Exercise description - Repeat the listing that follows, character for character, minus the pictures.

Data shown -
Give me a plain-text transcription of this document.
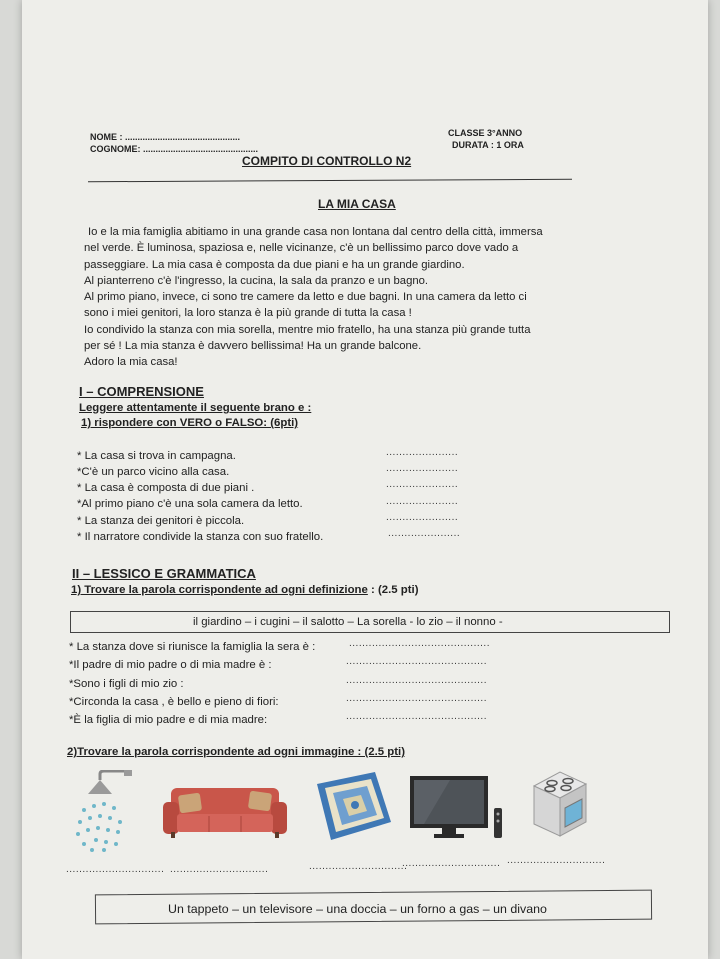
NOME : ..............................................
COGNOME: ..............................................
CLASSE 3°ANNO
DURATA : 1 ORA
COMPITO DI CONTROLLO N2
LA MIA CASA
Io e la mia famiglia abitiamo in una grande casa non lontana dal centro della città, immersa
nel verde. È luminosa, spaziosa e, nelle vicinanze, c'è un bellissimo parco dove vado a
passeggiare. La mia casa è composta da due piani e ha un grande giardino.
Al pianterreno c'è l'ingresso, la cucina, la sala da pranzo e un bagno.
Al primo piano, invece, ci sono tre camere da letto e due bagni. In una camera da letto ci
sono i miei genitori, la loro stanza è la più grande di tutta la casa !
Io condivido la stanza con mia sorella, mentre mio fratello, ha una stanza più grande tutta
per sé ! La mia stanza è davvero bellissima! Ha un grande balcone.
Adoro la mia casa!
I – COMPRENSIONE
Leggere attentamente il seguente brano e :
1) rispondere con VERO o FALSO: (6pti)
* La casa si trova in campagna.
*C'è un parco vicino alla casa.
* La casa è composta di due piani .
*Al primo piano c'è una sola camera da letto.
* La stanza dei genitori è piccola.
* Il narratore condivide la stanza con suo fratello.
......................
......................
......................
......................
......................
......................
II – LESSICO E GRAMMATICA
1) Trovare la parola corrispondente ad ogni definizione : (2.5 pti)
il giardino – i cugini – il salotto – La sorella - lo zio – il nonno -
* La stanza dove si riunisce la famiglia la sera è :
*Il padre di mio padre o di mia madre è :
*Sono i figli di mio zio :
*Circonda la casa , è bello e pieno di fiori:
*È la figlia di mio padre e di mia madre:
...........................................
...........................................
...........................................
...........................................
...........................................
2)Trovare la parola corrispondente ad ogni immagine : (2.5 pti)
.............................. ..............................	..............................
.............................. ..............................
Un tappeto – un televisore – una doccia – un forno a gas – un divano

Result -
Give me a plain-text transcription of this document.
NOME : ..............................................
COGNOME: ..............................................
CLASSE 3°ANNO
DURATA : 1 ORA
COMPITO DI CONTROLLO N2
LA MIA CASA
Io e la mia famiglia abitiamo in una grande casa non lontana dal centro della città, immersa
nel verde. È luminosa, spaziosa e, nelle vicinanze, c'è un bellissimo parco dove vado a
passeggiare. La mia casa è composta da due piani e ha un grande giardino.
Al pianterreno c'è l'ingresso, la cucina, la sala da pranzo e un bagno.
Al primo piano, invece, ci sono tre camere da letto e due bagni. In una camera da letto ci
sono i miei genitori, la loro stanza è la più grande di tutta la casa !
Io condivido la stanza con mia sorella, mentre mio fratello, ha una stanza più grande tutta
per sé ! La mia stanza è davvero bellissima! Ha un grande balcone.
Adoro la mia casa!
I – COMPRENSIONE
Leggere attentamente il seguente brano e :
1) rispondere con VERO o FALSO: (6pti)
* La casa si trova in campagna.
*C'è un parco vicino alla casa.
* La casa è composta di due piani .
*Al primo piano c'è una sola camera da letto.
* La stanza dei genitori è piccola.
* Il narratore condivide la stanza con suo fratello.
......................
......................
......................
......................
......................
......................
II – LESSICO E GRAMMATICA
1) Trovare la parola corrispondente ad ogni definizione : (2.5 pti)
il giardino – i cugini – il salotto – La sorella - lo zio – il nonno -
* La stanza dove si riunisce la famiglia la sera è :
*Il padre di mio padre o di mia madre è :
*Sono i figli di mio zio :
*Circonda la casa , è bello e pieno di fiori:
*È la figlia di mio padre e di mia madre:
...........................................
...........................................
...........................................
...........................................
...........................................
2)Trovare la parola corrispondente ad ogni immagine : (2.5 pti)
.............................. ..............................	..............................
.............................. ..............................
Un tappeto – un televisore – una doccia – un forno a gas – un divano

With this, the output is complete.